(Required task): Return all of the data exactly as written, without the pictures.

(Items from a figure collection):
## START

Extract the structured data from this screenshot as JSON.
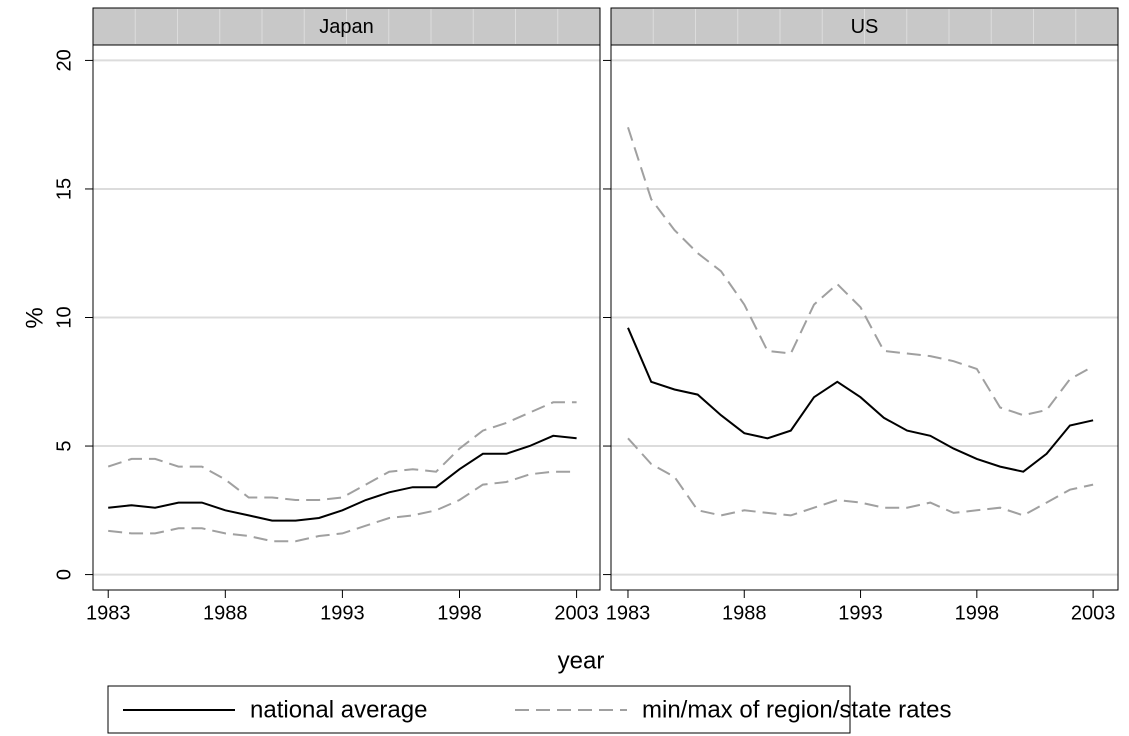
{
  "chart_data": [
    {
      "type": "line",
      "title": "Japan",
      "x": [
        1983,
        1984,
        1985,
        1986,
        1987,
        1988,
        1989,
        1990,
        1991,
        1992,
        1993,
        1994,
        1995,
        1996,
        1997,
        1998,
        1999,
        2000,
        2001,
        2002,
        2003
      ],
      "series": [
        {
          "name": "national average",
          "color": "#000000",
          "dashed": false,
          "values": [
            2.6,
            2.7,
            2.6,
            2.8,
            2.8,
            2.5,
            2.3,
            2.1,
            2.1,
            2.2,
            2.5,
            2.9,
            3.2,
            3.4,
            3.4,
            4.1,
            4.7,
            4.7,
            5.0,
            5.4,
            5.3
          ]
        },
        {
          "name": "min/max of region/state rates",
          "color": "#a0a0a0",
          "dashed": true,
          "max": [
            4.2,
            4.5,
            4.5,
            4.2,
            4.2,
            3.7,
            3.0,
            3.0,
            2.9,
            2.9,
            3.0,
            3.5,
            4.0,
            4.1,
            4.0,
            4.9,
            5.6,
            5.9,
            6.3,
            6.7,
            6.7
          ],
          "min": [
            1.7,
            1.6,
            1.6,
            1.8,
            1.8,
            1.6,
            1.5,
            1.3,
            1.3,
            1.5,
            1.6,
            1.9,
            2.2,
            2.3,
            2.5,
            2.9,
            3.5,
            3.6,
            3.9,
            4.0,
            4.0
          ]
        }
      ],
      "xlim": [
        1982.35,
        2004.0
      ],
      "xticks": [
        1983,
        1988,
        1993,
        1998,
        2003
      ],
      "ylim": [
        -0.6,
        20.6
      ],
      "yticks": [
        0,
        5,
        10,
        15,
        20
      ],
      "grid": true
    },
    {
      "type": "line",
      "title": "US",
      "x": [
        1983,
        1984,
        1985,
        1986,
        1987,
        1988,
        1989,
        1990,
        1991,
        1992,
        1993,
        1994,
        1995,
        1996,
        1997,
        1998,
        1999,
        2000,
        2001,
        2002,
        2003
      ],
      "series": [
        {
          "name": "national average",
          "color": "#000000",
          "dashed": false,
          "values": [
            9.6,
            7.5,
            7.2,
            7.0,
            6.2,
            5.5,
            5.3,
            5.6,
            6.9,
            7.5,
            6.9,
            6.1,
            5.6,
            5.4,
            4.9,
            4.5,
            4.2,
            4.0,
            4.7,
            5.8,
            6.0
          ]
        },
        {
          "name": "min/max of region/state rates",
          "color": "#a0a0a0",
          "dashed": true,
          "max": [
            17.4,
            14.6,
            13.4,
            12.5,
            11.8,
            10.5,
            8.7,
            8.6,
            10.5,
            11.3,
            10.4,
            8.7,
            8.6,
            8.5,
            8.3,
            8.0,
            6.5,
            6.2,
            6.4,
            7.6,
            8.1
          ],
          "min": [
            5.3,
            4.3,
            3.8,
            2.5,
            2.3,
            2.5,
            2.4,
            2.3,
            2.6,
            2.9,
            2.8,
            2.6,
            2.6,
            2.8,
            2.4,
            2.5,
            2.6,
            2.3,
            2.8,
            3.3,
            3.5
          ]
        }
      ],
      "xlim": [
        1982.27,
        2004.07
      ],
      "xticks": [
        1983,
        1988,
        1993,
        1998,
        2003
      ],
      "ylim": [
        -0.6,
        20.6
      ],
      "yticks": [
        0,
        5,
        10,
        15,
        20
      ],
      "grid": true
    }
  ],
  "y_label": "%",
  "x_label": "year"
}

## END

(Complete answer):
Extract the structured data from this screenshot as JSON.
{
  "chart_data": [
    {
      "type": "line",
      "title": "Japan",
      "x": [
        1983,
        1984,
        1985,
        1986,
        1987,
        1988,
        1989,
        1990,
        1991,
        1992,
        1993,
        1994,
        1995,
        1996,
        1997,
        1998,
        1999,
        2000,
        2001,
        2002,
        2003
      ],
      "series": [
        {
          "name": "national average",
          "color": "#000000",
          "dashed": false,
          "values": [
            2.6,
            2.7,
            2.6,
            2.8,
            2.8,
            2.5,
            2.3,
            2.1,
            2.1,
            2.2,
            2.5,
            2.9,
            3.2,
            3.4,
            3.4,
            4.1,
            4.7,
            4.7,
            5.0,
            5.4,
            5.3
          ]
        },
        {
          "name": "min/max of region/state rates",
          "color": "#a0a0a0",
          "dashed": true,
          "max": [
            4.2,
            4.5,
            4.5,
            4.2,
            4.2,
            3.7,
            3.0,
            3.0,
            2.9,
            2.9,
            3.0,
            3.5,
            4.0,
            4.1,
            4.0,
            4.9,
            5.6,
            5.9,
            6.3,
            6.7,
            6.7
          ],
          "min": [
            1.7,
            1.6,
            1.6,
            1.8,
            1.8,
            1.6,
            1.5,
            1.3,
            1.3,
            1.5,
            1.6,
            1.9,
            2.2,
            2.3,
            2.5,
            2.9,
            3.5,
            3.6,
            3.9,
            4.0,
            4.0
          ]
        }
      ],
      "xlim": [
        1982.35,
        2004.0
      ],
      "xticks": [
        1983,
        1988,
        1993,
        1998,
        2003
      ],
      "ylim": [
        -0.6,
        20.6
      ],
      "yticks": [
        0,
        5,
        10,
        15,
        20
      ],
      "grid": true
    },
    {
      "type": "line",
      "title": "US",
      "x": [
        1983,
        1984,
        1985,
        1986,
        1987,
        1988,
        1989,
        1990,
        1991,
        1992,
        1993,
        1994,
        1995,
        1996,
        1997,
        1998,
        1999,
        2000,
        2001,
        2002,
        2003
      ],
      "series": [
        {
          "name": "national average",
          "color": "#000000",
          "dashed": false,
          "values": [
            9.6,
            7.5,
            7.2,
            7.0,
            6.2,
            5.5,
            5.3,
            5.6,
            6.9,
            7.5,
            6.9,
            6.1,
            5.6,
            5.4,
            4.9,
            4.5,
            4.2,
            4.0,
            4.7,
            5.8,
            6.0
          ]
        },
        {
          "name": "min/max of region/state rates",
          "color": "#a0a0a0",
          "dashed": true,
          "max": [
            17.4,
            14.6,
            13.4,
            12.5,
            11.8,
            10.5,
            8.7,
            8.6,
            10.5,
            11.3,
            10.4,
            8.7,
            8.6,
            8.5,
            8.3,
            8.0,
            6.5,
            6.2,
            6.4,
            7.6,
            8.1
          ],
          "min": [
            5.3,
            4.3,
            3.8,
            2.5,
            2.3,
            2.5,
            2.4,
            2.3,
            2.6,
            2.9,
            2.8,
            2.6,
            2.6,
            2.8,
            2.4,
            2.5,
            2.6,
            2.3,
            2.8,
            3.3,
            3.5
          ]
        }
      ],
      "xlim": [
        1982.27,
        2004.07
      ],
      "xticks": [
        1983,
        1988,
        1993,
        1998,
        2003
      ],
      "ylim": [
        -0.6,
        20.6
      ],
      "yticks": [
        0,
        5,
        10,
        15,
        20
      ],
      "grid": true
    }
  ],
  "y_label": "%",
  "x_label": "year"
}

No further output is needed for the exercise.